### Direction
Where a line below holds the string "ROAD", copy that line.

### Supplied data
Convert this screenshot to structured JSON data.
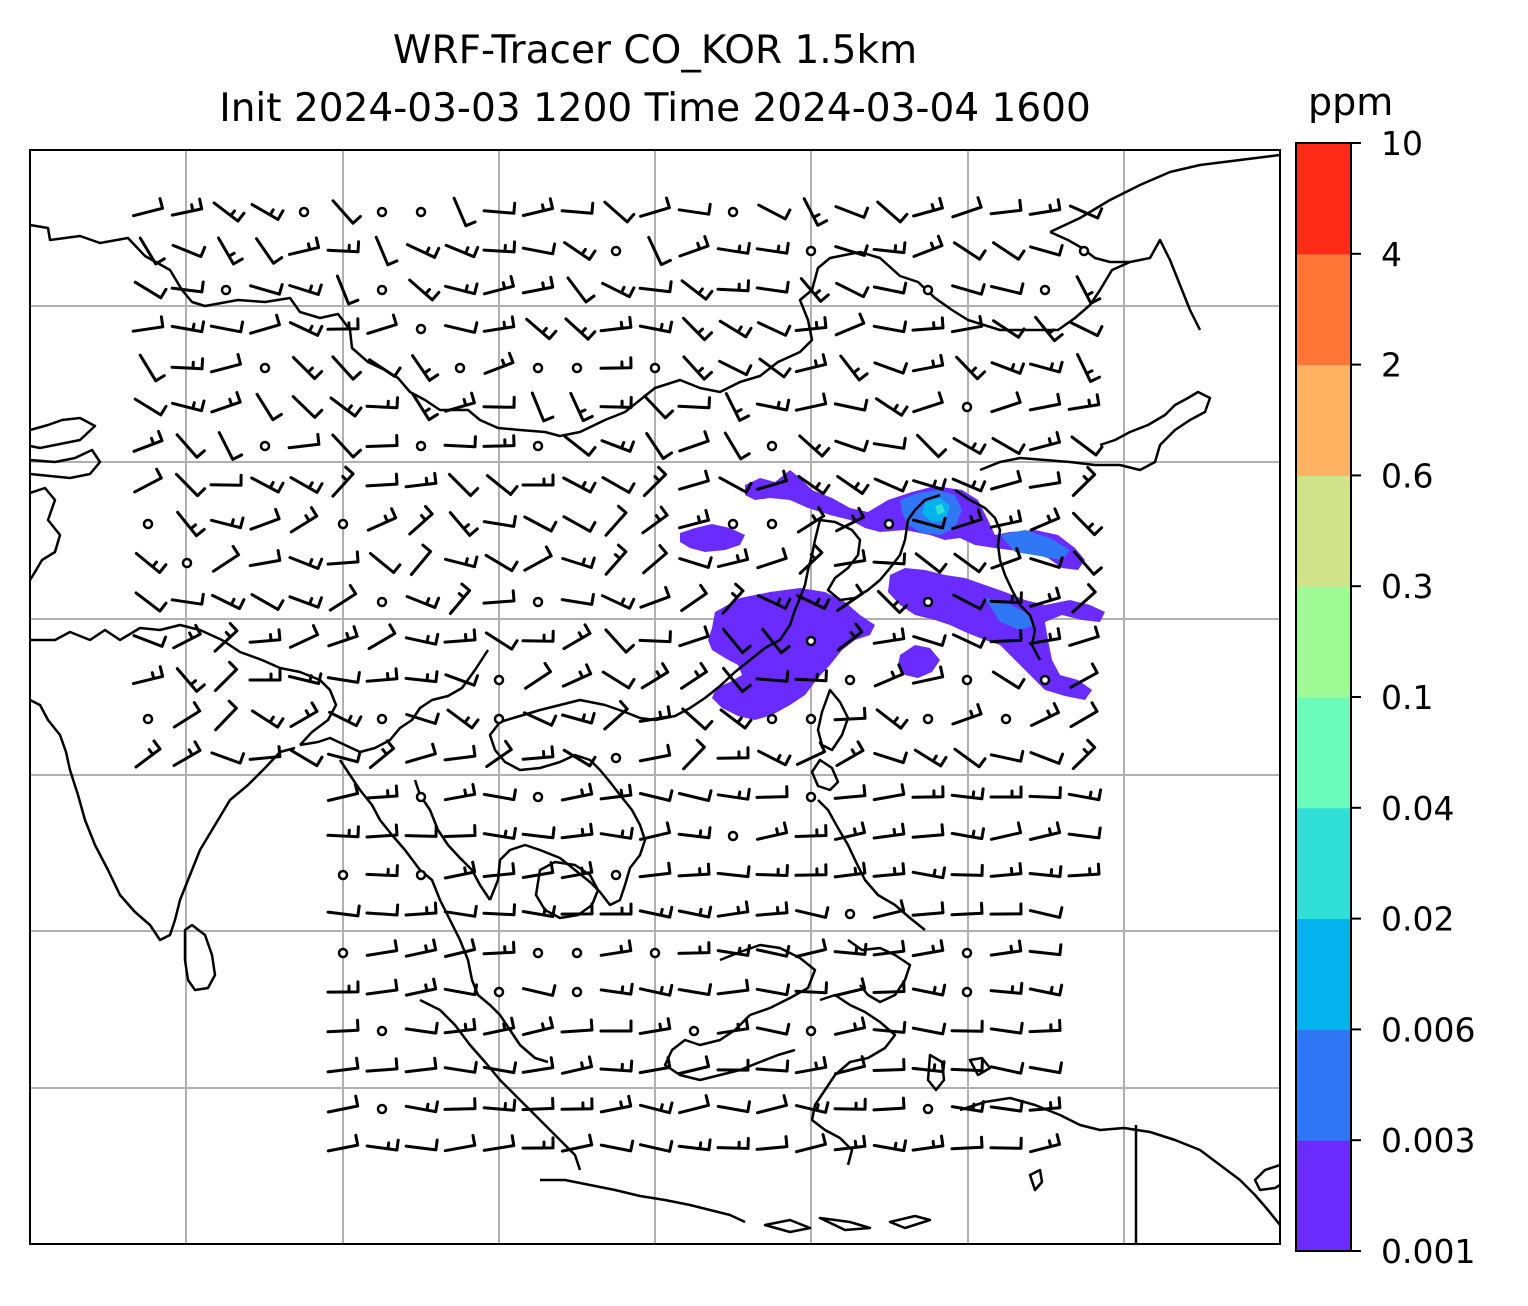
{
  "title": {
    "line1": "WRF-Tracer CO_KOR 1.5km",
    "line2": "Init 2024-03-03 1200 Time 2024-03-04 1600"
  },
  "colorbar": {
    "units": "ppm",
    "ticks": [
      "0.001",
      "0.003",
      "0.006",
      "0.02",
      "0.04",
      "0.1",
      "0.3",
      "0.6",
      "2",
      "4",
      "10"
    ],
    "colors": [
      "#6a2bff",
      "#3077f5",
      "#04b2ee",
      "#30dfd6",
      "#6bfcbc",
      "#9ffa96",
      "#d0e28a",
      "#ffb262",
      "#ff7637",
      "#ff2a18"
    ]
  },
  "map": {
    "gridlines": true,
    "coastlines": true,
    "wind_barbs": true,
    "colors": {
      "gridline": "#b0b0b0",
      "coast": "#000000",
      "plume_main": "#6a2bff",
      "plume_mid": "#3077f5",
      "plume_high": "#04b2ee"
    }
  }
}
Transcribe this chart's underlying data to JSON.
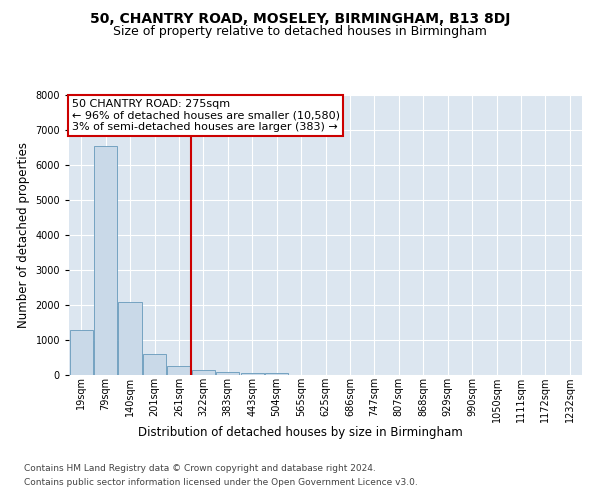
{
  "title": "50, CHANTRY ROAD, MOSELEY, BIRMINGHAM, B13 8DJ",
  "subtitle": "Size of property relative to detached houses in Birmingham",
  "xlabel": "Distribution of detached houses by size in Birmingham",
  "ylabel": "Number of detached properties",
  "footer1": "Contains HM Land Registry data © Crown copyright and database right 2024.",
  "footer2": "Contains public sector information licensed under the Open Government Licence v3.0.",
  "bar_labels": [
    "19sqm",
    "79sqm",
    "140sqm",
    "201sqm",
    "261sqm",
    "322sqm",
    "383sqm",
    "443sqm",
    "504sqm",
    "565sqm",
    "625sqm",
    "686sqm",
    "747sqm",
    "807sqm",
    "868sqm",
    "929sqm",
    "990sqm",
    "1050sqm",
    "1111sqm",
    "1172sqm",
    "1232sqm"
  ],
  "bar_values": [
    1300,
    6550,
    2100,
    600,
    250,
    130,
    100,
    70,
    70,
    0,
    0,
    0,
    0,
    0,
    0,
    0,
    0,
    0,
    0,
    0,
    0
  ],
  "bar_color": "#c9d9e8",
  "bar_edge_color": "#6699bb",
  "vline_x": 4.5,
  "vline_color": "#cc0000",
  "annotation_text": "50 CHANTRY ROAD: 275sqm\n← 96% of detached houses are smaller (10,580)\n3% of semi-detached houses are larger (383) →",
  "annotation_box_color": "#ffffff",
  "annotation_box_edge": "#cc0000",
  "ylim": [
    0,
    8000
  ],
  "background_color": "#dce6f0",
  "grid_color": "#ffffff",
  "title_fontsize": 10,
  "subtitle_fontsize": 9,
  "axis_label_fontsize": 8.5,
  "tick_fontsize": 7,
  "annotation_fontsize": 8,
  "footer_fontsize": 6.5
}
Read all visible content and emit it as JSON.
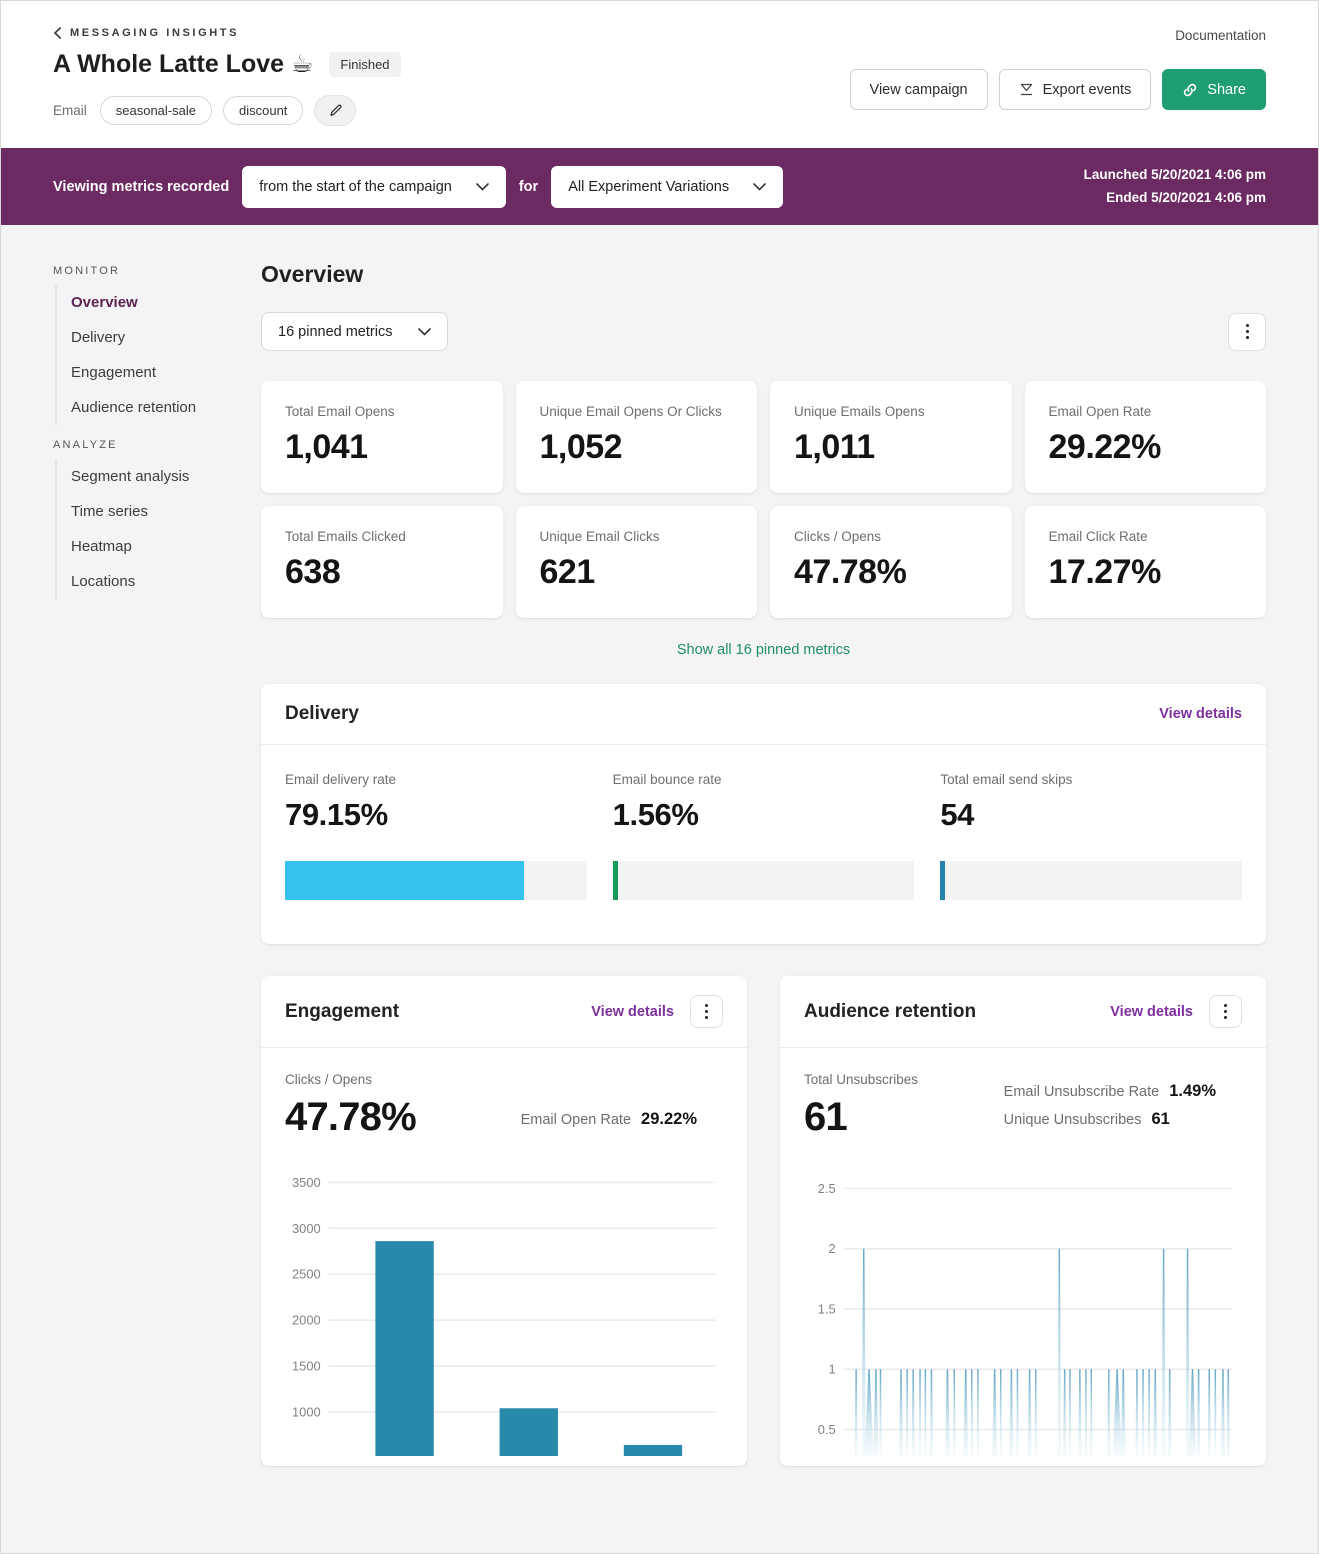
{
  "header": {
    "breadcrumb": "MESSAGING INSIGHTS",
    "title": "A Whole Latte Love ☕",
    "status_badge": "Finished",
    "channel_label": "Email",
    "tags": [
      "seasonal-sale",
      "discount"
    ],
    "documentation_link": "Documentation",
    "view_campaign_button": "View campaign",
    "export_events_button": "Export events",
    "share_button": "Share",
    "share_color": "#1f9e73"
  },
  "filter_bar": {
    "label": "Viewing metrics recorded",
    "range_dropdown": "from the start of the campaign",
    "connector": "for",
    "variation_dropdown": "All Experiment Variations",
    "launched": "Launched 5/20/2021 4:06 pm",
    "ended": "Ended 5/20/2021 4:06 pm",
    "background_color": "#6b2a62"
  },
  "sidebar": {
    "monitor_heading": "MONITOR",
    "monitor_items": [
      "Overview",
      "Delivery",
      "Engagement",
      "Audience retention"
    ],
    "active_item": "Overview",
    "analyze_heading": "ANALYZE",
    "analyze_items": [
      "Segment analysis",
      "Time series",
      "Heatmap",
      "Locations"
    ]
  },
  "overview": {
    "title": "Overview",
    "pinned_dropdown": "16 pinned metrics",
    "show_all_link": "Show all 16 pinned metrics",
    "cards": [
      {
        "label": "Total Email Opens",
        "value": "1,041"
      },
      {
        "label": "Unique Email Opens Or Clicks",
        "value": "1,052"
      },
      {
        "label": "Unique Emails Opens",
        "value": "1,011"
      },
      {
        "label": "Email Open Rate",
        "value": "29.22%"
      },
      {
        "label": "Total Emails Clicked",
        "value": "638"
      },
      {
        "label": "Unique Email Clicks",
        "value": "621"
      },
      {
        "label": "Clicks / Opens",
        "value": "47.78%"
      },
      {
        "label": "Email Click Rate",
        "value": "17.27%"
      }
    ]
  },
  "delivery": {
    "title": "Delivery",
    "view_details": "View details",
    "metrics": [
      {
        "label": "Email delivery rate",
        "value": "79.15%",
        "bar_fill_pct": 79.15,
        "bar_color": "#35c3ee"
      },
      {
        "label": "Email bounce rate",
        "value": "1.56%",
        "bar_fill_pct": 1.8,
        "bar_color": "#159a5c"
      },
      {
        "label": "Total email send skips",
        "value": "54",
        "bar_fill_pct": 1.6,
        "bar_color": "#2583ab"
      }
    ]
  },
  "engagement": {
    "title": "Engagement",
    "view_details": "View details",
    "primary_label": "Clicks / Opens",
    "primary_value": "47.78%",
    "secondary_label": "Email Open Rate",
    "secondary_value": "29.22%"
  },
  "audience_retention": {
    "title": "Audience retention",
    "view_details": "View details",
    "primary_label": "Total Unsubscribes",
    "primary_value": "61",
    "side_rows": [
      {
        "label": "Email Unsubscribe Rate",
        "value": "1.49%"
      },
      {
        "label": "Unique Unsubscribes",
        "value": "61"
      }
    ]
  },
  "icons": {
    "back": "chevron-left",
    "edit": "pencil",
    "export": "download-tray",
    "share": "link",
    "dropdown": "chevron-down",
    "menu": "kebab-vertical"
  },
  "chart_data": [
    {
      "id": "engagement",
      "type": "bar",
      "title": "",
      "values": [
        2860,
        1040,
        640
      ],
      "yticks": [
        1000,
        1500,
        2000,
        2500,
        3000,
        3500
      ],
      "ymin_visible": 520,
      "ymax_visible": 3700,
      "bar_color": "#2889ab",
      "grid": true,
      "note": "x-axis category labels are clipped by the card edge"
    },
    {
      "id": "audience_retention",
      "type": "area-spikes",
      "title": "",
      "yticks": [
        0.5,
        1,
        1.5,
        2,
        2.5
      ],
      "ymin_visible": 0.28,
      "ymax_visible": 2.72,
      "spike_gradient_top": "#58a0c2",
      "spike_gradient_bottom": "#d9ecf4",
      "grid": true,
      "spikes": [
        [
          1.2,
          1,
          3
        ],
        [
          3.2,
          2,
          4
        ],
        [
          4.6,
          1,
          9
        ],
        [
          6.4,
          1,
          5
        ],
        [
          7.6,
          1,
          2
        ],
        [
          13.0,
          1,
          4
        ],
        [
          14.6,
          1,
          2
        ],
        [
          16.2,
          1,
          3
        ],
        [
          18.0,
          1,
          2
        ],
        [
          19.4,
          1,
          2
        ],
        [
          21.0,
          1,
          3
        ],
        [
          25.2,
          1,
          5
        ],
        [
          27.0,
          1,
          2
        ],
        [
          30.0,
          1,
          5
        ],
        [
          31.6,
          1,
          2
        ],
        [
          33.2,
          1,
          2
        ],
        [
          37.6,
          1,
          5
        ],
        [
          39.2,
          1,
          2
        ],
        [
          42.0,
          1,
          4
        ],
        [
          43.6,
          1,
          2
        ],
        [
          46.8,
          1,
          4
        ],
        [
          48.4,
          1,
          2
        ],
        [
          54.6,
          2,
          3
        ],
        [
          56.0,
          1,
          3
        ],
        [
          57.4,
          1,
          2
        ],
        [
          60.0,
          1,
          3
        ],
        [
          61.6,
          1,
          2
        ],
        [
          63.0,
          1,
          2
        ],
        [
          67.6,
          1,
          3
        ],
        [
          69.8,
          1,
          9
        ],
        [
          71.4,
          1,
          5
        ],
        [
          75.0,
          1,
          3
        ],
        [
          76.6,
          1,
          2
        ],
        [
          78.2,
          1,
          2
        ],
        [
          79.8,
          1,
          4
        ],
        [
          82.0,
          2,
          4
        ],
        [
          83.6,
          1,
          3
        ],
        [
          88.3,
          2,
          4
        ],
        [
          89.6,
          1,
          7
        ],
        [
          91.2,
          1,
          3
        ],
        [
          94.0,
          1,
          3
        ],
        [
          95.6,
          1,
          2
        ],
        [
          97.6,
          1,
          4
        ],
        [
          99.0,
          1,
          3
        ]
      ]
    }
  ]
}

### Solution to this problem
  "title": "50, CHANTRY ROAD, MOSELEY, BIRMINGHAM, B13 8DJ",
  "annotation_text": "50 CHANTRY ROAD: 275sqm\n← 96% of detached houses are smaller (10,580)\n3% of semi-detached houses are larger (383) →",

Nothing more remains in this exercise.